**Dataset entries**:
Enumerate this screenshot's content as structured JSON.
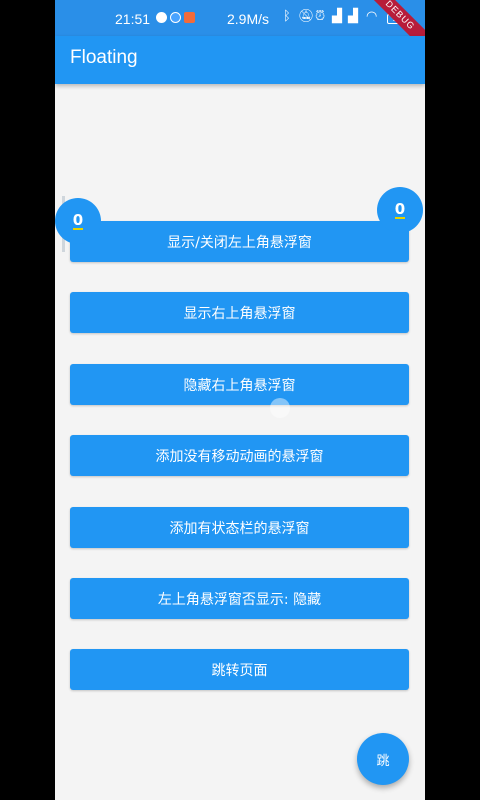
{
  "status_bar": {
    "time": "21:51",
    "network_speed": "2.9M/s",
    "battery": "32",
    "notification_icons": [
      "qq-icon",
      "message-icon",
      "app-notification-icon"
    ],
    "system_icons": [
      "bluetooth-icon",
      "mute-icon",
      "alarm-icon",
      "signal-icon",
      "wifi-icon"
    ]
  },
  "debug_banner": "DEBUG",
  "app_bar": {
    "title": "Floating"
  },
  "floating_windows": {
    "top_left": {
      "count": "0"
    },
    "top_right": {
      "count": "0"
    }
  },
  "buttons": [
    {
      "label": "显示/关闭左上角悬浮窗"
    },
    {
      "label": "显示右上角悬浮窗"
    },
    {
      "label": "隐藏右上角悬浮窗"
    },
    {
      "label": "添加没有移动动画的悬浮窗"
    },
    {
      "label": "添加有状态栏的悬浮窗"
    },
    {
      "label": "左上角悬浮窗否显示: 隐藏"
    },
    {
      "label": "跳转页面"
    }
  ],
  "fab": {
    "label": "跳"
  },
  "colors": {
    "primary": "#2196f3",
    "status_bar": "#2a8fe8",
    "background": "#f4f4f4",
    "debug": "#b71c3a",
    "badge_underline": "#e6d300"
  }
}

**Task**:
Pictures in the records should not appear in your copy, but everything else must be transcribed exactly.

**Complete response**:
Enumerate this screenshot's content as structured JSON.
{
  "status_bar": {
    "time": "21:51",
    "network_speed": "2.9M/s",
    "battery": "32",
    "notification_icons": [
      "qq-icon",
      "message-icon",
      "app-notification-icon"
    ],
    "system_icons": [
      "bluetooth-icon",
      "mute-icon",
      "alarm-icon",
      "signal-icon",
      "wifi-icon"
    ]
  },
  "debug_banner": "DEBUG",
  "app_bar": {
    "title": "Floating"
  },
  "floating_windows": {
    "top_left": {
      "count": "0"
    },
    "top_right": {
      "count": "0"
    }
  },
  "buttons": [
    {
      "label": "显示/关闭左上角悬浮窗"
    },
    {
      "label": "显示右上角悬浮窗"
    },
    {
      "label": "隐藏右上角悬浮窗"
    },
    {
      "label": "添加没有移动动画的悬浮窗"
    },
    {
      "label": "添加有状态栏的悬浮窗"
    },
    {
      "label": "左上角悬浮窗否显示: 隐藏"
    },
    {
      "label": "跳转页面"
    }
  ],
  "fab": {
    "label": "跳"
  },
  "colors": {
    "primary": "#2196f3",
    "status_bar": "#2a8fe8",
    "background": "#f4f4f4",
    "debug": "#b71c3a",
    "badge_underline": "#e6d300"
  }
}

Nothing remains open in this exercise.